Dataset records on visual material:
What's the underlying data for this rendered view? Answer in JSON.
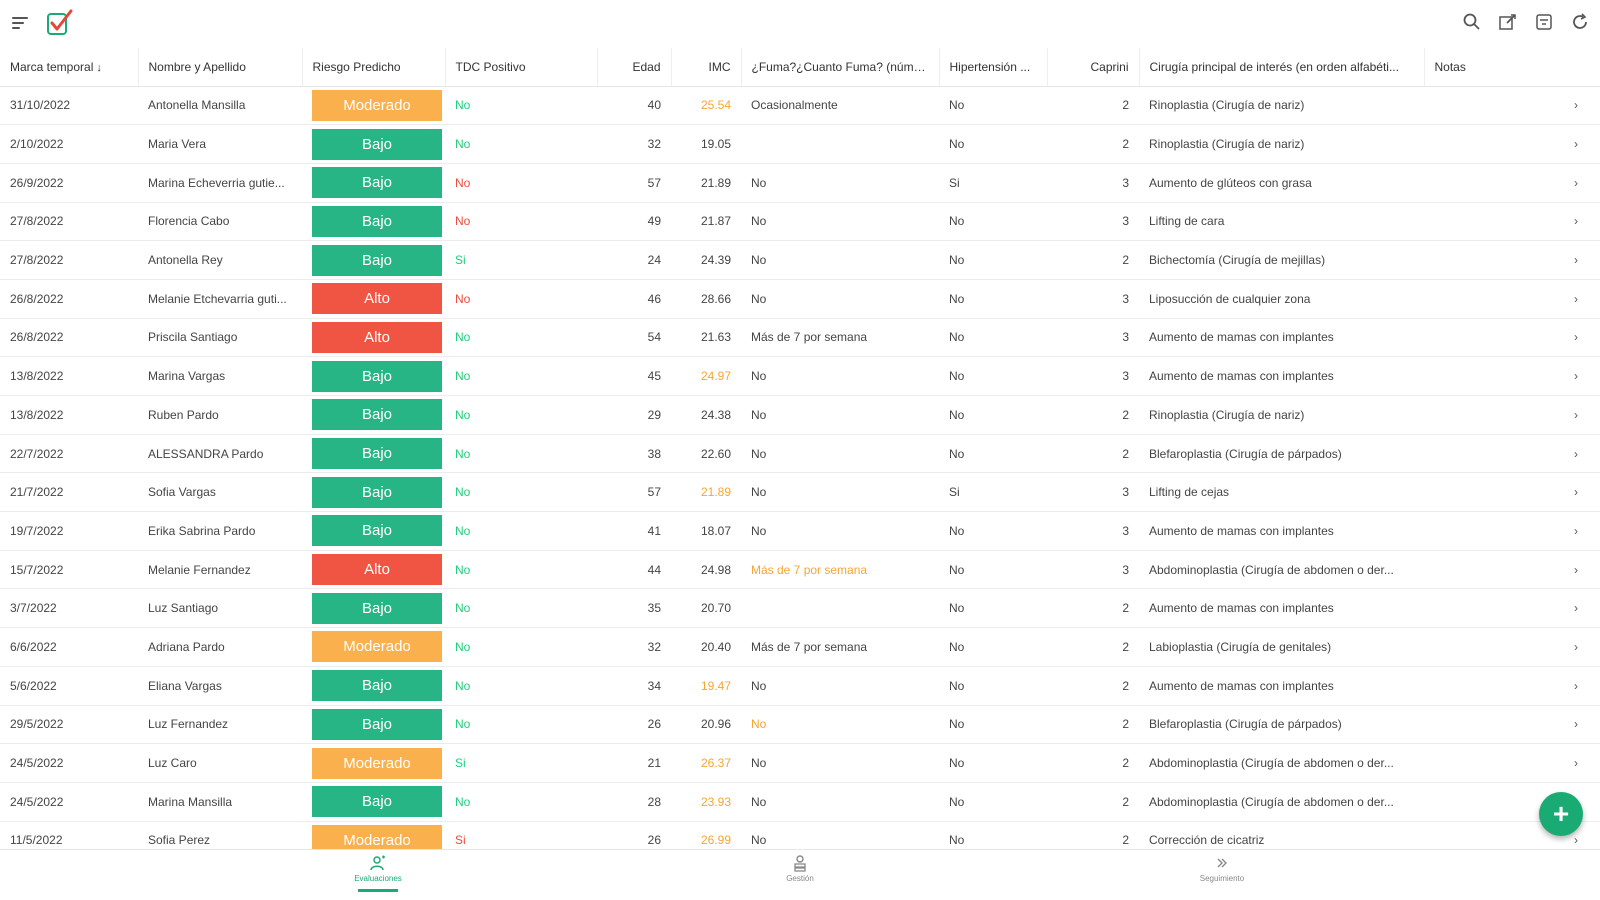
{
  "colors": {
    "accent": "#1aab74",
    "bajo": "#27b585",
    "alto": "#f05543",
    "moderado": "#fbb04e",
    "warning_text": "#f7a533"
  },
  "topbar": {
    "icons": [
      "menu-icon",
      "checkmark-logo-icon",
      "search-icon",
      "edit-icon",
      "filter-icon",
      "refresh-icon"
    ]
  },
  "table": {
    "headers": {
      "fecha": "Marca temporal",
      "nombre": "Nombre y Apellido",
      "riesgo": "Riesgo Predicho",
      "tdc": "TDC Positivo",
      "edad": "Edad",
      "imc": "IMC",
      "fuma": "¿Fuma?¿Cuanto Fuma? (núme...",
      "hiper": "Hipertensión ...",
      "caprini": "Caprini",
      "cirugia": "Cirugía principal de interés (en orden alfabéti...",
      "notas": "Notas"
    },
    "rows": [
      {
        "fecha": "31/10/2022",
        "nombre": "Antonella Mansilla",
        "riesgo": "Moderado",
        "tdc": "No",
        "edad": "40",
        "imc": "25.54",
        "imc_warn": true,
        "fuma": "Ocasionalmente",
        "fuma_warn": false,
        "hiper": "No",
        "caprini": "2",
        "cirugia": "Rinoplastia (Cirugía de nariz)"
      },
      {
        "fecha": "2/10/2022",
        "nombre": "Maria Vera",
        "riesgo": "Bajo",
        "tdc": "No",
        "edad": "32",
        "imc": "19.05",
        "imc_warn": false,
        "fuma": "",
        "fuma_warn": false,
        "hiper": "No",
        "caprini": "2",
        "cirugia": "Rinoplastia (Cirugía de nariz)"
      },
      {
        "fecha": "26/9/2022",
        "nombre": "Marina Echeverria gutie...",
        "riesgo": "Bajo",
        "tdc": "No",
        "tdc_red": true,
        "edad": "57",
        "imc": "21.89",
        "imc_warn": false,
        "fuma": "No",
        "fuma_warn": false,
        "hiper": "Si",
        "caprini": "3",
        "cirugia": "Aumento de glúteos con grasa"
      },
      {
        "fecha": "27/8/2022",
        "nombre": "Florencia Cabo",
        "riesgo": "Bajo",
        "tdc": "No",
        "tdc_red": true,
        "edad": "49",
        "imc": "21.87",
        "imc_warn": false,
        "fuma": "No",
        "fuma_warn": false,
        "hiper": "No",
        "caprini": "3",
        "cirugia": "Lifting de cara"
      },
      {
        "fecha": "27/8/2022",
        "nombre": "Antonella Rey",
        "riesgo": "Bajo",
        "tdc": "Si",
        "edad": "24",
        "imc": "24.39",
        "imc_warn": false,
        "fuma": "No",
        "fuma_warn": false,
        "hiper": "No",
        "caprini": "2",
        "cirugia": "Bichectomía (Cirugía de mejillas)"
      },
      {
        "fecha": "26/8/2022",
        "nombre": "Melanie Etchevarria guti...",
        "riesgo": "Alto",
        "tdc": "No",
        "tdc_red": true,
        "edad": "46",
        "imc": "28.66",
        "imc_warn": false,
        "fuma": "No",
        "fuma_warn": false,
        "hiper": "No",
        "caprini": "3",
        "cirugia": "Liposucción de cualquier zona"
      },
      {
        "fecha": "26/8/2022",
        "nombre": "Priscila Santiago",
        "riesgo": "Alto",
        "tdc": "No",
        "edad": "54",
        "imc": "21.63",
        "imc_warn": false,
        "fuma": "Más de 7 por semana",
        "fuma_warn": false,
        "hiper": "No",
        "caprini": "3",
        "cirugia": "Aumento de mamas con implantes"
      },
      {
        "fecha": "13/8/2022",
        "nombre": "Marina Vargas",
        "riesgo": "Bajo",
        "tdc": "No",
        "edad": "45",
        "imc": "24.97",
        "imc_warn": true,
        "fuma": "No",
        "fuma_warn": false,
        "hiper": "No",
        "caprini": "3",
        "cirugia": "Aumento de mamas con implantes"
      },
      {
        "fecha": "13/8/2022",
        "nombre": "Ruben Pardo",
        "riesgo": "Bajo",
        "tdc": "No",
        "edad": "29",
        "imc": "24.38",
        "imc_warn": false,
        "fuma": "No",
        "fuma_warn": false,
        "hiper": "No",
        "caprini": "2",
        "cirugia": "Rinoplastia (Cirugía de nariz)"
      },
      {
        "fecha": "22/7/2022",
        "nombre": "ALESSANDRA Pardo",
        "riesgo": "Bajo",
        "tdc": "No",
        "edad": "38",
        "imc": "22.60",
        "imc_warn": false,
        "fuma": "No",
        "fuma_warn": false,
        "hiper": "No",
        "caprini": "2",
        "cirugia": "Blefaroplastia (Cirugía de párpados)"
      },
      {
        "fecha": "21/7/2022",
        "nombre": "Sofia Vargas",
        "riesgo": "Bajo",
        "tdc": "No",
        "edad": "57",
        "imc": "21.89",
        "imc_warn": true,
        "fuma": "No",
        "fuma_warn": false,
        "hiper": "Si",
        "caprini": "3",
        "cirugia": "Lifting de cejas"
      },
      {
        "fecha": "19/7/2022",
        "nombre": "Erika Sabrina Pardo",
        "riesgo": "Bajo",
        "tdc": "No",
        "edad": "41",
        "imc": "18.07",
        "imc_warn": false,
        "fuma": "No",
        "fuma_warn": false,
        "hiper": "No",
        "caprini": "3",
        "cirugia": "Aumento de mamas con implantes"
      },
      {
        "fecha": "15/7/2022",
        "nombre": "Melanie Fernandez",
        "riesgo": "Alto",
        "tdc": "No",
        "edad": "44",
        "imc": "24.98",
        "imc_warn": false,
        "fuma": "Más de 7 por semana",
        "fuma_warn": true,
        "hiper": "No",
        "caprini": "3",
        "cirugia": "Abdominoplastia (Cirugía de abdomen o der..."
      },
      {
        "fecha": "3/7/2022",
        "nombre": "Luz Santiago",
        "riesgo": "Bajo",
        "tdc": "No",
        "edad": "35",
        "imc": "20.70",
        "imc_warn": false,
        "fuma": "",
        "fuma_warn": false,
        "hiper": "No",
        "caprini": "2",
        "cirugia": "Aumento de mamas con implantes"
      },
      {
        "fecha": "6/6/2022",
        "nombre": "Adriana Pardo",
        "riesgo": "Moderado",
        "tdc": "No",
        "edad": "32",
        "imc": "20.40",
        "imc_warn": false,
        "fuma": "Más de 7 por semana",
        "fuma_warn": false,
        "hiper": "No",
        "caprini": "2",
        "cirugia": "Labioplastia (Cirugía de genitales)"
      },
      {
        "fecha": "5/6/2022",
        "nombre": "Eliana Vargas",
        "riesgo": "Bajo",
        "tdc": "No",
        "edad": "34",
        "imc": "19.47",
        "imc_warn": true,
        "fuma": "No",
        "fuma_warn": false,
        "hiper": "No",
        "caprini": "2",
        "cirugia": "Aumento de mamas con implantes"
      },
      {
        "fecha": "29/5/2022",
        "nombre": "Luz Fernandez",
        "riesgo": "Bajo",
        "tdc": "No",
        "edad": "26",
        "imc": "20.96",
        "imc_warn": false,
        "fuma": "No",
        "fuma_warn": true,
        "hiper": "No",
        "caprini": "2",
        "cirugia": "Blefaroplastia (Cirugía de párpados)"
      },
      {
        "fecha": "24/5/2022",
        "nombre": "Luz Caro",
        "riesgo": "Moderado",
        "tdc": "Si",
        "edad": "21",
        "imc": "26.37",
        "imc_warn": true,
        "fuma": "No",
        "fuma_warn": false,
        "hiper": "No",
        "caprini": "2",
        "cirugia": "Abdominoplastia (Cirugía de abdomen o der..."
      },
      {
        "fecha": "24/5/2022",
        "nombre": "Marina Mansilla",
        "riesgo": "Bajo",
        "tdc": "No",
        "edad": "28",
        "imc": "23.93",
        "imc_warn": true,
        "fuma": "No",
        "fuma_warn": false,
        "hiper": "No",
        "caprini": "2",
        "cirugia": "Abdominoplastia (Cirugía de abdomen o der..."
      },
      {
        "fecha": "11/5/2022",
        "nombre": "Sofia Perez",
        "riesgo": "Moderado",
        "tdc": "Si",
        "tdc_red": true,
        "edad": "26",
        "imc": "26.99",
        "imc_warn": true,
        "fuma": "No",
        "fuma_warn": false,
        "hiper": "No",
        "caprini": "2",
        "cirugia": "Corrección de cicatriz"
      }
    ]
  },
  "fab": {
    "label": "+"
  },
  "bottom_nav": [
    {
      "label": "Evaluaciones",
      "icon": "person-add-icon",
      "active": true
    },
    {
      "label": "Gestión",
      "icon": "stack-icon",
      "active": false
    },
    {
      "label": "Seguimiento",
      "icon": "chevrons-right-icon",
      "active": false
    }
  ]
}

▶ **Task instructions**
Count how many lines above carry the word "Marina". Only the number is required.

▶ **Reply**
3